***** DATA ROWS

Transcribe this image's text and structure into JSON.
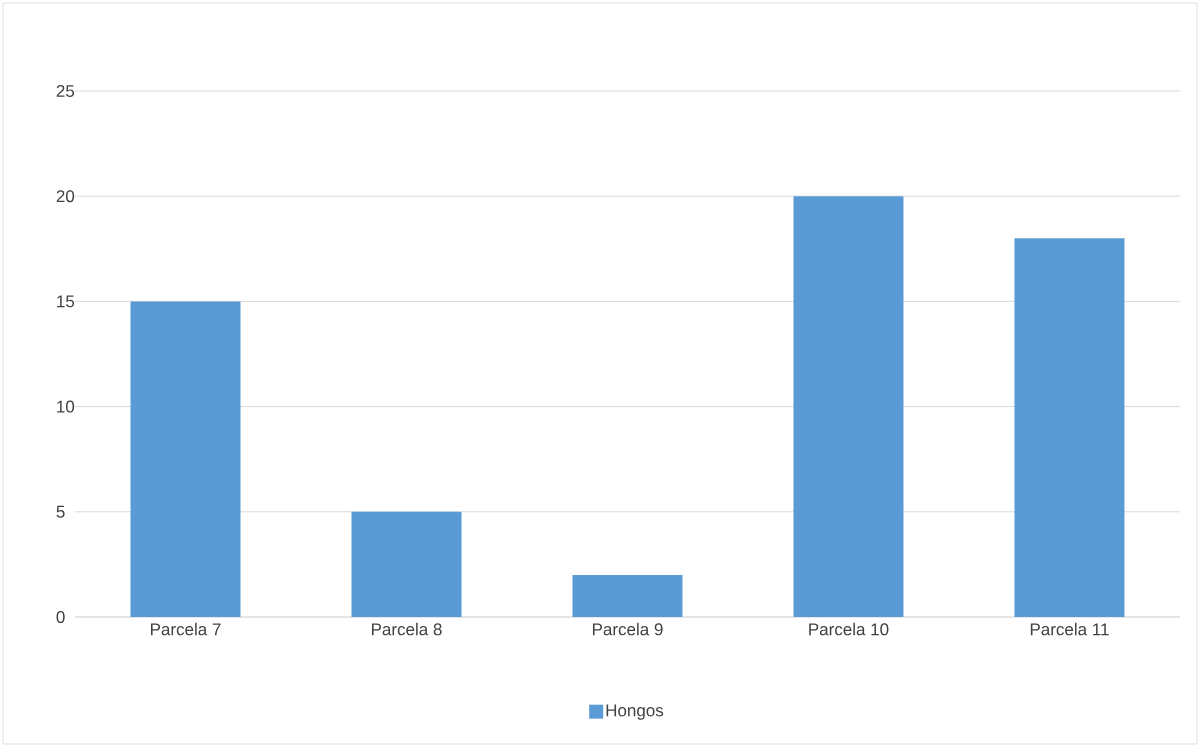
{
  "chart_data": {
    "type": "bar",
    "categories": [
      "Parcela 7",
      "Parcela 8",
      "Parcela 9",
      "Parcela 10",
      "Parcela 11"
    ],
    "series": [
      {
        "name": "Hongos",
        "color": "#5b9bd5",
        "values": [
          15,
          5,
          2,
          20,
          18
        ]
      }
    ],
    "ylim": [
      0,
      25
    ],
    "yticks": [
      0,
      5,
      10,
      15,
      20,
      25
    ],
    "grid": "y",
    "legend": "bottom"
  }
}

**********

- **EXERCISE TASK**
Of all the lines above, how many contain "Parcela"? Give the number and nothing more.

- **ANSWER TO THIS PROBLEM**
5